▸ **Exercise text**
┌──
The firm made a profit of Rs.1,72,000 before charging any of the above items. Prepare the profits and loss appropriation account and pass the necessary Journal entry for the appropriation of profits.
4. Ram, Mohan and Sohan sharing profits and losses equally have capitals Rs.1,20,000; Rs.90,000 and Rs.60,000. For the year 2009, interest was credited to them @ 6% instead of 5%. Give the adjusting journal entry.
5. A, B and C are partners in a firm. Their profit sharing ratio is 2:2:1. However, C is guaranteed a minimum amount of Rs.10,000 as share of profits every year. Any deficiency arising on that amount shall be met by B. The profits for the two years ended 31st March, 2009 and 31st March, 2010 were Rs.40,000 and Rs.60,000 respectively. Prepare the profit and loss appropriation account for the two years.
6. A partnership deed provides for the payment of interest on capital but there was a loss instead of profits during the year 2010-2011. At what rate will the interest on capital be allowed?
7. A and B are partner’s dealing in manufacturing Plastic Polythene were sharing profits in the ratio of 3:2. Their capitals are Rs. 70,000/- and Rs. 50,000/- respectively. The government banned the plastic and therefore, they shifted to manufacturing paper bags. Their sale was going down consistently as compared to previous years. They employed a new marketing manager to uplift the sale volume from the current year. To motivate the manager, firm provided him 5% commission on net profit earned during the year. Net profit earned during the year was Rs. 2,00,000/-. The firm also admitted one new partner C, who is marketing expert, for 1/4th share with a guarantee of minimum profit of Rs. 50,000/- every year as he needed this money for her daughter’s marriage. Prepare profit and Loss Appropriation Account to show the effect of the above transactions.
8. A, B and C are partners in a firm. A and B sharing profits in the ratio of 5:3 and C receiving a salary of Rs.150 per month, plus a commission of 5% on the profits after charging such salary and commission or 1/5 the of the profits of the firm, whichever is larger. Any excess of the latter over the former is, under the partnership agreement, to be borne personally by A. The profits for the year ended 31st March, 2010 amounted to Rs.10,710 after charging C’s salary. Prepare the Profit and Loss Appropriation Account showing the division of the profits of the firm.
9. A and B entered into partnership on 1st April 2009 without any partnership deed. They introduced capitals of Rs5,00,000 and Rs3,00,000 respectively. On 31st October 2009, Advanced Rs2,00,000 by way of loan to the firm without any agreement as to interest.The profit and loss account for the year ended 31.3.2010 showed a profit of Rs 4,30,000, but the partners could not agree upon the amount of interest on loan to be charged and the basis of division of profits. Pass the necessary journal entries for the distribution of the profit between the partners and prepare the Capital A/cs of both the partners and Loan A/c of ‘A’.
10.The partners of a firm distributed the profits for the year ended 31st March, 2011, Rs.90,000 in the ratio of 3:2:1 without providing for the following adjustments –
(a) A and B were entitled to a salary of Rs.1,500 each p.a.
(b) B was entitled to a commission of Rs.4,500.
(c) B and C guaranteed a minimum profit of Rs.35,000 p.a. to A.
(d) Profits were to be shared in the ratio of 3:3:2.
Pass the necessary journal entry for the above adjustments in the books of the firm.
└──
▸ **Explore the material**
- A) Return the part of the partnership exercises starting at "(b) B was entitled" and ending at "books of the firm.", copied word for word.
- B) List every ratio written with colons that appears in the partnership exercises, in the order they occur.

▸ **Provided data**
┌──
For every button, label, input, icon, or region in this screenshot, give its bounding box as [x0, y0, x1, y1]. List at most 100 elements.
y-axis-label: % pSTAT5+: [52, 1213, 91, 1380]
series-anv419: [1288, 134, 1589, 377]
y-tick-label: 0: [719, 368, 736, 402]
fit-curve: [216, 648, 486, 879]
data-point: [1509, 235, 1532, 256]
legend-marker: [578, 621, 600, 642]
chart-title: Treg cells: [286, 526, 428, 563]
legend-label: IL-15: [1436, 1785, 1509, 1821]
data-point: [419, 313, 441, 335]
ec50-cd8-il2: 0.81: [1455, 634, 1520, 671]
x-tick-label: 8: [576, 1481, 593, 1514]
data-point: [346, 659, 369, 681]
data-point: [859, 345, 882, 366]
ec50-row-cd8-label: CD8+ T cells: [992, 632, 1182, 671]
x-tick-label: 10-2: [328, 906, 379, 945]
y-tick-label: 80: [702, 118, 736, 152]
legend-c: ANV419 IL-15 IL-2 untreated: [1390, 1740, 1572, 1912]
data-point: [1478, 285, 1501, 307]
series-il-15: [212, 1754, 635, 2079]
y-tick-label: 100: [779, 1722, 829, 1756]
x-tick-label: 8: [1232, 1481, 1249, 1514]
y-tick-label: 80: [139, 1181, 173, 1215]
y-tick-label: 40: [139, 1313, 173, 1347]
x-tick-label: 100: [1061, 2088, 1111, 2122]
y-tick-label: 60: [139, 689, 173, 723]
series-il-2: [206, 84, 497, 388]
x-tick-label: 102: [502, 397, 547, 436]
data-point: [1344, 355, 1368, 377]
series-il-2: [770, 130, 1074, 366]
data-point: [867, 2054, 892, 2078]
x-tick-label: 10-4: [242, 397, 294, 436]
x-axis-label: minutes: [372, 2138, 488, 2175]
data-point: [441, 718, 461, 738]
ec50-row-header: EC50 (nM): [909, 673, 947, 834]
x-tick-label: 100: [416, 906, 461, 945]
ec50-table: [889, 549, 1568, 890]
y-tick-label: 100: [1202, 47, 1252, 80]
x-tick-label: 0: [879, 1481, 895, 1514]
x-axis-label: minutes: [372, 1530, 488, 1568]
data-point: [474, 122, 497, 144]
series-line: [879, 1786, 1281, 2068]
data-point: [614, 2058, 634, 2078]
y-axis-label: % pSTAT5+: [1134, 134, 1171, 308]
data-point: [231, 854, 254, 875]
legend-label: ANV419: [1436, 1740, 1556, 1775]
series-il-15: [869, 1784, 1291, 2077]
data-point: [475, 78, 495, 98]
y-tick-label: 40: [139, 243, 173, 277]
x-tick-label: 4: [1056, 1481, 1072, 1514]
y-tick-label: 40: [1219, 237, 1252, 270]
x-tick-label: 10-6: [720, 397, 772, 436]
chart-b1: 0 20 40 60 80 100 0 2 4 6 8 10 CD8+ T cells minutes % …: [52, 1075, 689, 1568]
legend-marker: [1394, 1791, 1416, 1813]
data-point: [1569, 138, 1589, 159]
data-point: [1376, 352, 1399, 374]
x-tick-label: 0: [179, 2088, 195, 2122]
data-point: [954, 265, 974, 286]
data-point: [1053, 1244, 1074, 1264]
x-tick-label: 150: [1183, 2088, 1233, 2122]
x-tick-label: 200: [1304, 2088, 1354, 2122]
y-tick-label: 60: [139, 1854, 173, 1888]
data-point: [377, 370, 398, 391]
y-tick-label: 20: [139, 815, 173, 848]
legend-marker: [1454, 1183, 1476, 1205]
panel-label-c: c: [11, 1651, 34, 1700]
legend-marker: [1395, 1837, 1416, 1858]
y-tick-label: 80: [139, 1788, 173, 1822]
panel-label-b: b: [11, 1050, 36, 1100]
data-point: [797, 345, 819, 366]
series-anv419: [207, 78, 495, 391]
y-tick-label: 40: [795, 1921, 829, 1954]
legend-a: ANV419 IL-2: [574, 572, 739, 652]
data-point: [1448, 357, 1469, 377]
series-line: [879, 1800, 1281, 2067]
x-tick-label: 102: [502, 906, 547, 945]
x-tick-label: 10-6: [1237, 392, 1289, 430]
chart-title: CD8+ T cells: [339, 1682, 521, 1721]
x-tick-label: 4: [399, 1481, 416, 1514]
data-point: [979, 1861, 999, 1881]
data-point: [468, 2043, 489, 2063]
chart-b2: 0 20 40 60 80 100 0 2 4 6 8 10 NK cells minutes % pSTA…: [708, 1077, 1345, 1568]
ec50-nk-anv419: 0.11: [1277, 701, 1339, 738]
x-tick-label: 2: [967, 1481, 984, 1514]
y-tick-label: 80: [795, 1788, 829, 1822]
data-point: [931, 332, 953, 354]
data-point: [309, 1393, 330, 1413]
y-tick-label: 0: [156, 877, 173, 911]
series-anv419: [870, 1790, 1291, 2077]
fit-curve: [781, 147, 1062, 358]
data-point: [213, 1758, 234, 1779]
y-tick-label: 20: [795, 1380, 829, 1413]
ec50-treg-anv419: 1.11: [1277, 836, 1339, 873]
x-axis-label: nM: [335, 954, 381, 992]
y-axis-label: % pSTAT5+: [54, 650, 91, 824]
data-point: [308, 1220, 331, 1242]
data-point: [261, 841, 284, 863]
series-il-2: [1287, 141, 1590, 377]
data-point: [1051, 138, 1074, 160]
└──
▸ **Answers in order**
- A)
(b) B was entitled to a commission of Rs.4,500.
(c) B and C guaranteed a minimum profit of Rs.35,000 p.a. to A.
(d) Profits were to be shared in the ratio of 3:3:2.
Pass the necessary journal entry for the above adjustments in the books of the firm.

- B)
2:2:1
3:2
5:3
3:2:1
3:3:2